#### WHAT TO PRODUCE:
Recast every line of the records below as a numbered list, leaving out any blank lines.

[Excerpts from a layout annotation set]
------------------------------------------------------------------------

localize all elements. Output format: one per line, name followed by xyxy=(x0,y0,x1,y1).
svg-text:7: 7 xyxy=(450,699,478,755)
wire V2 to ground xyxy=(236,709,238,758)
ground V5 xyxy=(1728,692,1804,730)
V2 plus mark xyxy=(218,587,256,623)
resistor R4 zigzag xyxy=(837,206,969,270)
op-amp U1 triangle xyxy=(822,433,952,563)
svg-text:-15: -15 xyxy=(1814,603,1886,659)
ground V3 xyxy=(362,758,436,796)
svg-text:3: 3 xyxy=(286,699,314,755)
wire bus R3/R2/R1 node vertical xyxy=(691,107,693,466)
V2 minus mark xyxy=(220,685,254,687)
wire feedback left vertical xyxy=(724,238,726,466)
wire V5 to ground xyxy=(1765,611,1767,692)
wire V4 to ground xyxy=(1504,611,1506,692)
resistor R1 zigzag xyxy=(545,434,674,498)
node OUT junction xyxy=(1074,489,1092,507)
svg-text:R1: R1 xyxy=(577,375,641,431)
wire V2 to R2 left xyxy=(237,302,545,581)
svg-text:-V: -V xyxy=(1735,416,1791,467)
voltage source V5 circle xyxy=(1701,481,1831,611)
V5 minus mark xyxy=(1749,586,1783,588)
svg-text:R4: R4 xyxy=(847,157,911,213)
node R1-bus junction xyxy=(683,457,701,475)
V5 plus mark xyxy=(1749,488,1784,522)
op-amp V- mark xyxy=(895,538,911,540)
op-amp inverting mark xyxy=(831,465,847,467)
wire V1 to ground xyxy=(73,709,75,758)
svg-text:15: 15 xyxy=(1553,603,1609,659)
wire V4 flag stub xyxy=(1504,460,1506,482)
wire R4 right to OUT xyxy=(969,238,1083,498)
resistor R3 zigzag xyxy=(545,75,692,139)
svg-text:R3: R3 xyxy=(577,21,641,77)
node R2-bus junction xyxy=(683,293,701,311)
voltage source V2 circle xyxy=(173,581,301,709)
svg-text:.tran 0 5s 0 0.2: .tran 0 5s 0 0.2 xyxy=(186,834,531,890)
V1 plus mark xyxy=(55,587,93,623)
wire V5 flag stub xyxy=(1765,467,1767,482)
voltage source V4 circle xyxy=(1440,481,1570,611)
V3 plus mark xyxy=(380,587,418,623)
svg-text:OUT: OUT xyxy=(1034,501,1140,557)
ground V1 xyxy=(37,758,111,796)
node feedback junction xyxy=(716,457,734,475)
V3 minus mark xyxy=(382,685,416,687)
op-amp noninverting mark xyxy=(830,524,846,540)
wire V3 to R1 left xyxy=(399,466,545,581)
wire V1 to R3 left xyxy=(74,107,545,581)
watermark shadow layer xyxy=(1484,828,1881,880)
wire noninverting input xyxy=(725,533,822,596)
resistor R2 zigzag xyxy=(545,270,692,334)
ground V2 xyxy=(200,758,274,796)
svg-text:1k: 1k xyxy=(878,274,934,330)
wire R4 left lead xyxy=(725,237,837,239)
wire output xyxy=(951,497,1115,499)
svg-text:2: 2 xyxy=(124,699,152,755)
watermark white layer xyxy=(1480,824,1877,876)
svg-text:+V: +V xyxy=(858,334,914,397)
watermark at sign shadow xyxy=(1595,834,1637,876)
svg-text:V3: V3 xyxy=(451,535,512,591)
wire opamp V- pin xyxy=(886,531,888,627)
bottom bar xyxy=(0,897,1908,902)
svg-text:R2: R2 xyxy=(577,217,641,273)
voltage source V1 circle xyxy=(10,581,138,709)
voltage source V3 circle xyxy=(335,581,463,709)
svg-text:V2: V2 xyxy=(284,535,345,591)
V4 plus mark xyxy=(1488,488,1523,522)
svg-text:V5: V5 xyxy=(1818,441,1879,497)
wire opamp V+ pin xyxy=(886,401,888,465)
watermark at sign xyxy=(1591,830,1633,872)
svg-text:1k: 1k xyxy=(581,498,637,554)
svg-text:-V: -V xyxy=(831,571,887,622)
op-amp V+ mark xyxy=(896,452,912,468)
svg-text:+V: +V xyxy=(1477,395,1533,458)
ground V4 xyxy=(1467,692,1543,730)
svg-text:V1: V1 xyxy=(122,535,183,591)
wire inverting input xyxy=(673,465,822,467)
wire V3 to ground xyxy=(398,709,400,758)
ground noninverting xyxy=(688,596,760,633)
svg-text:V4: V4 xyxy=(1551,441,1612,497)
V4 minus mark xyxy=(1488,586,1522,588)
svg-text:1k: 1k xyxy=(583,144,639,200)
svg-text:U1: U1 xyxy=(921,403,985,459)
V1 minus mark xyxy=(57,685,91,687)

------------------------------------------------------------------------

#### SOLUTION:
1. localize all elements. Output format: one per line, name followed by xyxy=(x0,y0,x1,y1).
2. svg-text:7: 7 xyxy=(450,699,478,755)
3. wire V2 to ground xyxy=(236,709,238,758)
4. ground V5 xyxy=(1728,692,1804,730)
5. V2 plus mark xyxy=(218,587,256,623)
6. resistor R4 zigzag xyxy=(837,206,969,270)
7. op-amp U1 triangle xyxy=(822,433,952,563)
8. svg-text:-15: -15 xyxy=(1814,603,1886,659)
9. ground V3 xyxy=(362,758,436,796)
10. svg-text:3: 3 xyxy=(286,699,314,755)
11. wire bus R3/R2/R1 node vertical xyxy=(691,107,693,466)
12. V2 minus mark xyxy=(220,685,254,687)
13. wire feedback left vertical xyxy=(724,238,726,466)
14. wire V5 to ground xyxy=(1765,611,1767,692)
15. wire V4 to ground xyxy=(1504,611,1506,692)
16. resistor R1 zigzag xyxy=(545,434,674,498)
17. node OUT junction xyxy=(1074,489,1092,507)
18. svg-text:R1: R1 xyxy=(577,375,641,431)
19. wire V2 to R2 left xyxy=(237,302,545,581)
20. svg-text:-V: -V xyxy=(1735,416,1791,467)
21. voltage source V5 circle xyxy=(1701,481,1831,611)
22. V5 minus mark xyxy=(1749,586,1783,588)
23. svg-text:R4: R4 xyxy=(847,157,911,213)
24. node R1-bus junction xyxy=(683,457,701,475)
25. V5 plus mark xyxy=(1749,488,1784,522)
26. op-amp V- mark xyxy=(895,538,911,540)
27. op-amp inverting mark xyxy=(831,465,847,467)
28. wire V1 to ground xyxy=(73,709,75,758)
29. svg-text:15: 15 xyxy=(1553,603,1609,659)
30. wire V4 flag stub xyxy=(1504,460,1506,482)
31. wire R4 right to OUT xyxy=(969,238,1083,498)
32. resistor R3 zigzag xyxy=(545,75,692,139)
33. svg-text:R3: R3 xyxy=(577,21,641,77)
34. node R2-bus junction xyxy=(683,293,701,311)
35. voltage source V2 circle xyxy=(173,581,301,709)
36. svg-text:.tran 0 5s 0 0.2: .tran 0 5s 0 0.2 xyxy=(186,834,531,890)
37. V1 plus mark xyxy=(55,587,93,623)
38. wire V5 flag stub xyxy=(1765,467,1767,482)
39. voltage source V4 circle xyxy=(1440,481,1570,611)
40. V3 plus mark xyxy=(380,587,418,623)
41. svg-text:OUT: OUT xyxy=(1034,501,1140,557)
42. ground V1 xyxy=(37,758,111,796)
43. node feedback junction xyxy=(716,457,734,475)
44. V3 minus mark xyxy=(382,685,416,687)
45. op-amp noninverting mark xyxy=(830,524,846,540)
46. wire V3 to R1 left xyxy=(399,466,545,581)
47. wire V1 to R3 left xyxy=(74,107,545,581)
48. watermark shadow layer xyxy=(1484,828,1881,880)
49. wire noninverting input xyxy=(725,533,822,596)
50. resistor R2 zigzag xyxy=(545,270,692,334)
51. ground V2 xyxy=(200,758,274,796)
52. svg-text:1k: 1k xyxy=(878,274,934,330)
53. wire R4 left lead xyxy=(725,237,837,239)
54. wire output xyxy=(951,497,1115,499)
55. svg-text:2: 2 xyxy=(124,699,152,755)
56. watermark white layer xyxy=(1480,824,1877,876)
57. svg-text:+V: +V xyxy=(858,334,914,397)
58. watermark at sign shadow xyxy=(1595,834,1637,876)
59. svg-text:V3: V3 xyxy=(451,535,512,591)
60. wire opamp V- pin xyxy=(886,531,888,627)
61. bottom bar xyxy=(0,897,1908,902)
62. svg-text:R2: R2 xyxy=(577,217,641,273)
63. voltage source V1 circle xyxy=(10,581,138,709)
64. voltage source V3 circle xyxy=(335,581,463,709)
65. svg-text:V2: V2 xyxy=(284,535,345,591)
66. V4 plus mark xyxy=(1488,488,1523,522)
67. svg-text:V5: V5 xyxy=(1818,441,1879,497)
68. wire opamp V+ pin xyxy=(886,401,888,465)
69. watermark at sign xyxy=(1591,830,1633,872)
70. svg-text:1k: 1k xyxy=(581,498,637,554)
71. svg-text:-V: -V xyxy=(831,571,887,622)
72. op-amp V+ mark xyxy=(896,452,912,468)
73. svg-text:+V: +V xyxy=(1477,395,1533,458)
74. ground V4 xyxy=(1467,692,1543,730)
75. svg-text:V1: V1 xyxy=(122,535,183,591)
76. wire inverting input xyxy=(673,465,822,467)
77. wire V3 to ground xyxy=(398,709,400,758)
78. ground noninverting xyxy=(688,596,760,633)
79. svg-text:V4: V4 xyxy=(1551,441,1612,497)
80. V4 minus mark xyxy=(1488,586,1522,588)
81. svg-text:1k: 1k xyxy=(583,144,639,200)
82. svg-text:U1: U1 xyxy=(921,403,985,459)
83. V1 minus mark xyxy=(57,685,91,687)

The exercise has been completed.